> _SHORT EXERCISE A_: According to the passage on WS₂-coated fabrics, what makes the coating method eco-friendly? Answer in one to three sentences.
> _SHORT EXERCISE B_: Write the next part of the passage on WS₂-coated fabrics, starting after its final sentence.

> _PASSAGE PROVIDED_:
Here, we introduce the concept of using 2D WS₂ as an electronic dye to enhance the performance of textile fabrics in TENGs. By applying a nanoscale 2D WS₂ coating on polyester fabrics, we effectively modify its triboelectric properties, enabling precise control over the fabric's position in the triboelectric series, leveraging 2D WS₂'s electronic properties. This method preserves the fabric's inherent flexibility while also providing an eco-friendly and scalable processing solution by using green solvents such as water and isopropanol. To apply 2D WS₂ on the polyester fabric, we employed three textile dyeing methods—drop casting, immersion coating, and ultrasonic spray coating—with spray coating yielding the best performance. These coating techniques offer versatile, scalable methods for incorporating 2D materials into various production stages, from fibres to garments, without compromising the textile characteristics.^19,22,23 We present a flexible single-electrode textile-TENG by integrating 2D WS₂-coated polyester with nylon fabric as the triboelectric pair coupled to a copper electrode. Comprehensive testing of the 2D WS₂-coated polyester was conducted using various counter triboelectric materials [Kapton, nitrile, polyester, meta-aramid, paper, rubber, polyethylene terephthalate (PET), polyvinyl chloride (PVC), and nylon] to evaluate device performance on flat textile substrates. We also conducted bending tests with varying radii to evaluate the flexibility of TENGs. Notably, the spray-coated TENGs show minimal performance change after bending, outperforming drop casting and immersion methods in flexibility. These devices also adapted well to different bending radii. Our study paves the way for cost-effective, self-powered textile sensors and highlights the transformative potential of 2D material-based electronic dyeing in advancing next-generation energy-harvesting and sensing textiles.

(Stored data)
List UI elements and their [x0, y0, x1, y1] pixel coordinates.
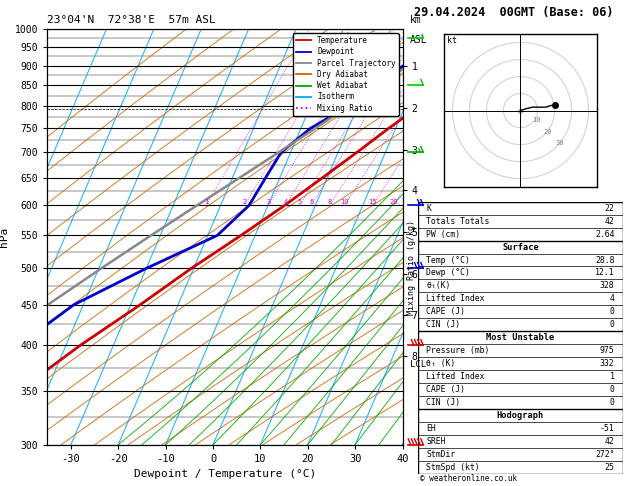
Text: LCL: LCL [409, 360, 426, 369]
Text: 332: 332 [600, 359, 615, 368]
Text: km: km [409, 15, 421, 25]
Text: StmSpd (kt): StmSpd (kt) [426, 463, 480, 472]
Text: Surface: Surface [502, 243, 539, 252]
Y-axis label: hPa: hPa [0, 227, 9, 247]
Text: 4: 4 [610, 295, 615, 303]
Text: kt: kt [447, 35, 457, 45]
Text: 328: 328 [600, 281, 615, 291]
Text: 22: 22 [604, 204, 615, 213]
Text: Pressure (mb): Pressure (mb) [426, 346, 490, 355]
Text: 42: 42 [604, 217, 615, 226]
Text: Lifted Index: Lifted Index [426, 295, 485, 303]
Text: StmDir: StmDir [426, 450, 456, 459]
Text: 1: 1 [204, 199, 208, 206]
Text: 6: 6 [309, 199, 313, 206]
Text: 5: 5 [298, 199, 302, 206]
Text: CAPE (J): CAPE (J) [426, 307, 465, 316]
Text: CIN (J): CIN (J) [426, 398, 460, 407]
Text: 3: 3 [266, 199, 270, 206]
Text: 2: 2 [242, 199, 247, 206]
Text: Most Unstable: Most Unstable [486, 333, 555, 342]
Text: 1: 1 [610, 372, 615, 381]
Text: 20: 20 [543, 129, 552, 135]
Text: Dewp (°C): Dewp (°C) [426, 268, 470, 278]
Text: 23°04'N  72°38'E  57m ASL: 23°04'N 72°38'E 57m ASL [47, 15, 216, 25]
Text: 15: 15 [369, 199, 377, 206]
Text: 8: 8 [328, 199, 332, 206]
Text: 10: 10 [532, 117, 540, 123]
Text: Hodograph: Hodograph [497, 411, 544, 420]
Text: θₜ(K): θₜ(K) [426, 281, 451, 291]
Text: SREH: SREH [426, 437, 446, 446]
Text: 0: 0 [610, 320, 615, 330]
Text: 29.04.2024  00GMT (Base: 06): 29.04.2024 00GMT (Base: 06) [414, 5, 613, 18]
Text: 0: 0 [610, 307, 615, 316]
Text: CIN (J): CIN (J) [426, 320, 460, 330]
Text: 272°: 272° [595, 450, 615, 459]
Text: Totals Totals: Totals Totals [426, 217, 490, 226]
Text: K: K [426, 204, 431, 213]
Text: 20: 20 [389, 199, 398, 206]
Text: ASL: ASL [409, 35, 427, 45]
Text: θₜ (K): θₜ (K) [426, 359, 456, 368]
Text: Mixing Ratio (g/kg): Mixing Ratio (g/kg) [408, 220, 416, 315]
Text: 4: 4 [284, 199, 288, 206]
X-axis label: Dewpoint / Temperature (°C): Dewpoint / Temperature (°C) [134, 469, 316, 479]
Text: Temp (°C): Temp (°C) [426, 256, 470, 264]
Text: 975: 975 [600, 346, 615, 355]
Text: CAPE (J): CAPE (J) [426, 385, 465, 394]
Text: 42: 42 [604, 437, 615, 446]
Text: 0: 0 [610, 398, 615, 407]
Text: © weatheronline.co.uk: © weatheronline.co.uk [420, 474, 517, 483]
Legend: Temperature, Dewpoint, Parcel Trajectory, Dry Adiabat, Wet Adiabat, Isotherm, Mi: Temperature, Dewpoint, Parcel Trajectory… [292, 33, 399, 116]
Text: Lifted Index: Lifted Index [426, 372, 485, 381]
Text: -51: -51 [600, 424, 615, 433]
Text: 25: 25 [604, 463, 615, 472]
Text: 28.8: 28.8 [595, 256, 615, 264]
Text: 0: 0 [610, 385, 615, 394]
Text: PW (cm): PW (cm) [426, 229, 460, 239]
Text: 2.64: 2.64 [595, 229, 615, 239]
Text: 10: 10 [340, 199, 349, 206]
Text: 12.1: 12.1 [595, 268, 615, 278]
Text: 30: 30 [555, 140, 564, 146]
Text: EH: EH [426, 424, 437, 433]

> _WRITTEN REPLY A_: The method is eco-friendly because it uses green solvents, namely water and isopropanol, to apply the 2D WS₂ coating to the polyester fabric.

> _WRITTEN REPLY B_:
The exfoliation of 2D WS₂ was performed using a Silverson L5M high-shear mixer following a procedure similar to that demonstrated for graphene exfoliation.⁴⁹ Specifically, 0.25 g of bulk WS₂ powder (Sigma-Aldrich, 2 mm, 99%) was dispersed in a solvent mixture of 75 mL of isopropanol (IPA) and 225 mL of deionized water at a 1 : 3 ratio. The mixture was processed at a rotation speed of 7000 rpm for 2 hours with the high-shear mixer. X-ray diffraction and Raman spectroscopy were employed to confirm the 2D nature of the exfoliated 2D WS₂, with detailed results shown in Fig. S1 in the ESI.†

We employed three methods to deposit 2D WS₂ layers onto polyester textile fabrics (M-09305-A01, 0.32 mm thickness, 269 gsm, Heathcoat Fabrics Ltd): drop casting, immersion, and spray coating. The drop casting method, illustrated in Fig. 1(a), involved applying successive increments of 0.15 mL of 2D WS₂ suspension onto the textile surface, followed by drying inside an oven at 100 °C for 1 h between each layer deposition. To optimize the layer thickness, one (0.15 mL) to twenty (3 mL) successive layers were applied and their performance was evaluated within a TENG device.

Fig. 1 Diagrams of the 3 deposition techniques used: drop casting (a), immersion coating (b), and spray coating (c). Surface morphology and topography of the polyester fabric coated with 2D WS₂ characterised using a 3D light microscope for drop casting (d), immersion coating (e), and spray coating (f) at 200 μm scale. (g)–(r) Corresponding SEM images from 100 μm to 20 μm. (d), (g), (j), (m) and (p) are for the optimal drop casting of 4 layers. The illustrations in (a), (b) and (c) were generated by using Bing AI.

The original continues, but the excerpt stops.